TO BE DONE:
Return the records that follow, matching each one exactly.

ENTRIES SUPPLIED:
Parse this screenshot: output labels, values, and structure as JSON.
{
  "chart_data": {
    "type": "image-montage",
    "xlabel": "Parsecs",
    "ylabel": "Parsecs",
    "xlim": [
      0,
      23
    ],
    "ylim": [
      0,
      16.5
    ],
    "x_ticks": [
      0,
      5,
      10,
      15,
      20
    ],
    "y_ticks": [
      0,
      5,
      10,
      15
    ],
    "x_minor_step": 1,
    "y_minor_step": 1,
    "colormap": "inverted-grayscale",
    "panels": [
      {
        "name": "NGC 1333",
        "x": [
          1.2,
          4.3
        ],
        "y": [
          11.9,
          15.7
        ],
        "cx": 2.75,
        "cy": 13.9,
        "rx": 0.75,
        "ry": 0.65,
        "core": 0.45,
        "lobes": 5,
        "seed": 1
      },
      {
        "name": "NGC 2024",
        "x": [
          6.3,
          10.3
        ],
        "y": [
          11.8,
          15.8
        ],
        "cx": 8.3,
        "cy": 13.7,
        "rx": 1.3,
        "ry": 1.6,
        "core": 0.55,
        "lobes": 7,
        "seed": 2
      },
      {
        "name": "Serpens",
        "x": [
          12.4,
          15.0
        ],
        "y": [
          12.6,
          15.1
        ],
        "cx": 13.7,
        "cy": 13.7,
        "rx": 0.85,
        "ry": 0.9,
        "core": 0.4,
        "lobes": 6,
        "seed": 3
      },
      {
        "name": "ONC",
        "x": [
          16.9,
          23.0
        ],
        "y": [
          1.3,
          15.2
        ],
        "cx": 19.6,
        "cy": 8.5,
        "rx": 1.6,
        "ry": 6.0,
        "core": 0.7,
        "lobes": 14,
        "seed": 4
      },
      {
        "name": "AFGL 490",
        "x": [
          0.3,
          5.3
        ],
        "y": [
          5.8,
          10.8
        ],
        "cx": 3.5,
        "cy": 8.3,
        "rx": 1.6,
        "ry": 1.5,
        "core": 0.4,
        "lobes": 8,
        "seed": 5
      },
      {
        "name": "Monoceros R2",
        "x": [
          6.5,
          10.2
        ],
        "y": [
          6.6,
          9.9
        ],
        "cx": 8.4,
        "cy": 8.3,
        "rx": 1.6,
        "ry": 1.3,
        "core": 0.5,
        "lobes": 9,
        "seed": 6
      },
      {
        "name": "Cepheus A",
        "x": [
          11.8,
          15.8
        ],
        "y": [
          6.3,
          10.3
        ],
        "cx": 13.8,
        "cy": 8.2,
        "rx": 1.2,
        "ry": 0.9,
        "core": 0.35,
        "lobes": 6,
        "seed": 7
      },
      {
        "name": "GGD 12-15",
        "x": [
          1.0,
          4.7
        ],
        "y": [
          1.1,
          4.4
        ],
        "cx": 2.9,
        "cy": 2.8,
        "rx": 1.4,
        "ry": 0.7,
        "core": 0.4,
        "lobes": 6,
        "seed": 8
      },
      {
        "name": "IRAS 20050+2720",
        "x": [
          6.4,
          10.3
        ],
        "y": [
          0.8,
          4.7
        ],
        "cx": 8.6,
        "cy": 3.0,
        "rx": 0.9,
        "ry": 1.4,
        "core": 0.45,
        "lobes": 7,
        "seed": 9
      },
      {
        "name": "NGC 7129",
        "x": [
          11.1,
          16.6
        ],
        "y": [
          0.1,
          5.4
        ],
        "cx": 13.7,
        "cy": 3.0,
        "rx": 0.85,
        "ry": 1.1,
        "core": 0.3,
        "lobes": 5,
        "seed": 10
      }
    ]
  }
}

OUTPUT FOR THIS EXERCISE:
Parse this screenshot: output labels, values, and structure as JSON.
{
  "chart_data": {
    "type": "image-montage",
    "xlabel": "Parsecs",
    "ylabel": "Parsecs",
    "xlim": [
      0,
      23
    ],
    "ylim": [
      0,
      16.5
    ],
    "x_ticks": [
      0,
      5,
      10,
      15,
      20
    ],
    "y_ticks": [
      0,
      5,
      10,
      15
    ],
    "x_minor_step": 1,
    "y_minor_step": 1,
    "colormap": "inverted-grayscale",
    "panels": [
      {
        "name": "NGC 1333",
        "x": [
          1.2,
          4.3
        ],
        "y": [
          11.9,
          15.7
        ],
        "cx": 2.75,
        "cy": 13.9,
        "rx": 0.75,
        "ry": 0.65,
        "core": 0.45,
        "lobes": 5,
        "seed": 1
      },
      {
        "name": "NGC 2024",
        "x": [
          6.3,
          10.3
        ],
        "y": [
          11.8,
          15.8
        ],
        "cx": 8.3,
        "cy": 13.7,
        "rx": 1.3,
        "ry": 1.6,
        "core": 0.55,
        "lobes": 7,
        "seed": 2
      },
      {
        "name": "Serpens",
        "x": [
          12.4,
          15.0
        ],
        "y": [
          12.6,
          15.1
        ],
        "cx": 13.7,
        "cy": 13.7,
        "rx": 0.85,
        "ry": 0.9,
        "core": 0.4,
        "lobes": 6,
        "seed": 3
      },
      {
        "name": "ONC",
        "x": [
          16.9,
          23.0
        ],
        "y": [
          1.3,
          15.2
        ],
        "cx": 19.6,
        "cy": 8.5,
        "rx": 1.6,
        "ry": 6.0,
        "core": 0.7,
        "lobes": 14,
        "seed": 4
      },
      {
        "name": "AFGL 490",
        "x": [
          0.3,
          5.3
        ],
        "y": [
          5.8,
          10.8
        ],
        "cx": 3.5,
        "cy": 8.3,
        "rx": 1.6,
        "ry": 1.5,
        "core": 0.4,
        "lobes": 8,
        "seed": 5
      },
      {
        "name": "Monoceros R2",
        "x": [
          6.5,
          10.2
        ],
        "y": [
          6.6,
          9.9
        ],
        "cx": 8.4,
        "cy": 8.3,
        "rx": 1.6,
        "ry": 1.3,
        "core": 0.5,
        "lobes": 9,
        "seed": 6
      },
      {
        "name": "Cepheus A",
        "x": [
          11.8,
          15.8
        ],
        "y": [
          6.3,
          10.3
        ],
        "cx": 13.8,
        "cy": 8.2,
        "rx": 1.2,
        "ry": 0.9,
        "core": 0.35,
        "lobes": 6,
        "seed": 7
      },
      {
        "name": "GGD 12-15",
        "x": [
          1.0,
          4.7
        ],
        "y": [
          1.1,
          4.4
        ],
        "cx": 2.9,
        "cy": 2.8,
        "rx": 1.4,
        "ry": 0.7,
        "core": 0.4,
        "lobes": 6,
        "seed": 8
      },
      {
        "name": "IRAS 20050+2720",
        "x": [
          6.4,
          10.3
        ],
        "y": [
          0.8,
          4.7
        ],
        "cx": 8.6,
        "cy": 3.0,
        "rx": 0.9,
        "ry": 1.4,
        "core": 0.45,
        "lobes": 7,
        "seed": 9
      },
      {
        "name": "NGC 7129",
        "x": [
          11.1,
          16.6
        ],
        "y": [
          0.1,
          5.4
        ],
        "cx": 13.7,
        "cy": 3.0,
        "rx": 0.85,
        "ry": 1.1,
        "core": 0.3,
        "lobes": 5,
        "seed": 10
      }
    ]
  }
}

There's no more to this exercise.